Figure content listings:
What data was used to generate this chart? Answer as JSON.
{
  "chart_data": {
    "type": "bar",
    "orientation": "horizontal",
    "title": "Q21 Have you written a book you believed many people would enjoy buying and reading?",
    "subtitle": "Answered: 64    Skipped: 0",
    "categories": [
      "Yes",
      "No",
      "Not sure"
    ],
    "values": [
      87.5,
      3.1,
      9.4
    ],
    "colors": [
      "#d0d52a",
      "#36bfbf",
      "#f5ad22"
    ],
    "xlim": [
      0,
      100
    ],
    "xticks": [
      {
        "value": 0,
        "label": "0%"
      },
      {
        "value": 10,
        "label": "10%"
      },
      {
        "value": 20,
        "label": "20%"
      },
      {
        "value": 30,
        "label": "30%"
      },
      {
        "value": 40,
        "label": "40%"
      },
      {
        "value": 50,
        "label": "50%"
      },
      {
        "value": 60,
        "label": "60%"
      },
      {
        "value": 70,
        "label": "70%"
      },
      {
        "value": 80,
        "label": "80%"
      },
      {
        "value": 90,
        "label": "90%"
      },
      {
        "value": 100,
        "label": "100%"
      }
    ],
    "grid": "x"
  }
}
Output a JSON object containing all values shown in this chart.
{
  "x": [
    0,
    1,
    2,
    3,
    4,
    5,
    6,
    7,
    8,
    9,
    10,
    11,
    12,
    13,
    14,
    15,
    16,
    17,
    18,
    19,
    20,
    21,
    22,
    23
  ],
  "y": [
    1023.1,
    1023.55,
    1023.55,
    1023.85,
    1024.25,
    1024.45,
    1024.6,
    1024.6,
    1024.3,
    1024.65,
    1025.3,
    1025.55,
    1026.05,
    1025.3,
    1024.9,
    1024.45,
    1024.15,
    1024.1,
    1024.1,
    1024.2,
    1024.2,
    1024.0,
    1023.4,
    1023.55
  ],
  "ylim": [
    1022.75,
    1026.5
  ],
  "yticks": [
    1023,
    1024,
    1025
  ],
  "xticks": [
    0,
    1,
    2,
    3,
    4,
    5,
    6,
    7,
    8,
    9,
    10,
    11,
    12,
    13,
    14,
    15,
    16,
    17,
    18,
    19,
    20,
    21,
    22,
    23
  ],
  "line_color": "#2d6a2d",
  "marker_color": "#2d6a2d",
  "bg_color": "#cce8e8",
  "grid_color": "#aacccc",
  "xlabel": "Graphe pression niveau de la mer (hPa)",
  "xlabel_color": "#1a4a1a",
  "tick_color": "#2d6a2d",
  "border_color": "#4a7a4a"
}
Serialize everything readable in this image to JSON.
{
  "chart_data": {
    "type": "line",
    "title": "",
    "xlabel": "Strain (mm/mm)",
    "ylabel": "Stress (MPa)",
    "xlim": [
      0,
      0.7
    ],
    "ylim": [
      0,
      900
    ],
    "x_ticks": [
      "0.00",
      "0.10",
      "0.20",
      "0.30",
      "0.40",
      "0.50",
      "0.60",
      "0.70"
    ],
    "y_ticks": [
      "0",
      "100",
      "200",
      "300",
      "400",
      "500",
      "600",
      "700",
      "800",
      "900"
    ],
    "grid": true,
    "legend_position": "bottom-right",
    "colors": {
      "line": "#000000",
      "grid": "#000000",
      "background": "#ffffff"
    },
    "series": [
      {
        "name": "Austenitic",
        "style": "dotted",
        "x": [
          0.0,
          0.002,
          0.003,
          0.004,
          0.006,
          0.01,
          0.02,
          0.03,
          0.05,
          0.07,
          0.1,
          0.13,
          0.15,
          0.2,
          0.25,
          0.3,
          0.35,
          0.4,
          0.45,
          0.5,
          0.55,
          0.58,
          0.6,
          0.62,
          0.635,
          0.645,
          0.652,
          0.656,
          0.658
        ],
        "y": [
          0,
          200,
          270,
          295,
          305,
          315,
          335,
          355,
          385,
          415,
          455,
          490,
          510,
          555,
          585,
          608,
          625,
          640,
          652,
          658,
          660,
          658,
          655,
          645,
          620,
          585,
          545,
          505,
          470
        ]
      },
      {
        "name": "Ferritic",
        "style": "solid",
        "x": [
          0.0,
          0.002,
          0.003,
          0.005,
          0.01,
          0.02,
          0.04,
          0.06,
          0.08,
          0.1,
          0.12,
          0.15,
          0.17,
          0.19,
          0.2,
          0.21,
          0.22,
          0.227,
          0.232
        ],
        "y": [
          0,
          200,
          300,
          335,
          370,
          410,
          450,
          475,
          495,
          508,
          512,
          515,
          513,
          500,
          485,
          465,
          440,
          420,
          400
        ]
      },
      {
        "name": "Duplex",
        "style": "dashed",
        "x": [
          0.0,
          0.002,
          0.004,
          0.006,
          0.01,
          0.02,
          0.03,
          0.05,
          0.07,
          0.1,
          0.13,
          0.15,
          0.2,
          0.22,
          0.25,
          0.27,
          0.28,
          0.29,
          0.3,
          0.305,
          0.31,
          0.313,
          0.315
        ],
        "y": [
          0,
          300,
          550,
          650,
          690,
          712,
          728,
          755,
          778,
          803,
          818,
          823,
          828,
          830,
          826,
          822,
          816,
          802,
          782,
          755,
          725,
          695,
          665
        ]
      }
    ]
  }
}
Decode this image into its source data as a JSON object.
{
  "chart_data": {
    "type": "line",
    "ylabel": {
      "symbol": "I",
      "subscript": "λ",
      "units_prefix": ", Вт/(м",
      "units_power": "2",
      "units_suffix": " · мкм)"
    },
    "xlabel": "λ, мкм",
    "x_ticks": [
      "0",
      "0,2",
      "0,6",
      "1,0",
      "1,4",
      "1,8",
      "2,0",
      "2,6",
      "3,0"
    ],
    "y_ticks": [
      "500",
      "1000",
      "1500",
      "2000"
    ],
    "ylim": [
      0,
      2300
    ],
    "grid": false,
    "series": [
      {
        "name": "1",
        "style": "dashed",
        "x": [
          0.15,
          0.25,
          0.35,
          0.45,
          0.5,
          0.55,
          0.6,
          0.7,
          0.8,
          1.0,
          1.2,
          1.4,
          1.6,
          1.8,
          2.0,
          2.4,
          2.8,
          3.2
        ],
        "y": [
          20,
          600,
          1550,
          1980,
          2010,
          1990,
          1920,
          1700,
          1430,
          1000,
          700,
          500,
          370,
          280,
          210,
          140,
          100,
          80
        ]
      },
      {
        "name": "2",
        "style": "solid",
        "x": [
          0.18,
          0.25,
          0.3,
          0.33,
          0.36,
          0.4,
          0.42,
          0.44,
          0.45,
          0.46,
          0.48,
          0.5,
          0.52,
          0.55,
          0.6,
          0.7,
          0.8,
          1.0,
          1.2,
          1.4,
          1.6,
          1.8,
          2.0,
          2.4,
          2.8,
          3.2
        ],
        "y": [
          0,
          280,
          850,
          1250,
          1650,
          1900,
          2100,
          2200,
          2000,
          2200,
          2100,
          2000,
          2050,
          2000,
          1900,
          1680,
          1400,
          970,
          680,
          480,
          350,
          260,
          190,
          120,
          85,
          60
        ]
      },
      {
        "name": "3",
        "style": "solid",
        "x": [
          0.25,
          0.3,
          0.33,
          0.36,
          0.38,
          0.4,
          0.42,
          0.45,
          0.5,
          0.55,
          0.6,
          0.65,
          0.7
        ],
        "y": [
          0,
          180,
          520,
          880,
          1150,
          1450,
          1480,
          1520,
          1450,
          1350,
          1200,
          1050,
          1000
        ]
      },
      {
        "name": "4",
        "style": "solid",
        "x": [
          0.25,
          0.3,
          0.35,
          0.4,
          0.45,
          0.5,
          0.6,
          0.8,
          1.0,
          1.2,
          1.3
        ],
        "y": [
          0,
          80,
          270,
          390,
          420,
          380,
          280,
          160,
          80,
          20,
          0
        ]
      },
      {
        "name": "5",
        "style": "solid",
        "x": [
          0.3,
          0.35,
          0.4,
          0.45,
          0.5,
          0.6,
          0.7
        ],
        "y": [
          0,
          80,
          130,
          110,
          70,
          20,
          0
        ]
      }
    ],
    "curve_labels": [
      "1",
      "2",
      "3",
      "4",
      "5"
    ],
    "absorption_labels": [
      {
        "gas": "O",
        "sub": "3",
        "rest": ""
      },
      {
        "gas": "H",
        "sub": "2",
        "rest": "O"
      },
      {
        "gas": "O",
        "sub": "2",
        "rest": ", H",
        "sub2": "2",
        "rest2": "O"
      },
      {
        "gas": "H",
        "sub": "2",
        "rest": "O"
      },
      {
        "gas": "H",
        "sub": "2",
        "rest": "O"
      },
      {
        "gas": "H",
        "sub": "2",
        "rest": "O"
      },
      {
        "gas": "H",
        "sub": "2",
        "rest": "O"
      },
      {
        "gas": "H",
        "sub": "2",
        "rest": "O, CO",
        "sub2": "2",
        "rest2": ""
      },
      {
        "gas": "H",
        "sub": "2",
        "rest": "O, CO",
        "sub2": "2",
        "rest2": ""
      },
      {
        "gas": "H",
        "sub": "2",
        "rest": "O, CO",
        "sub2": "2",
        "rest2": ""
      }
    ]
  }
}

■ GIVEN INSTRUCTION:
In the entries above, how many lines contain the word "this"? Answer with the number only.

■ IN RESPONSE:
4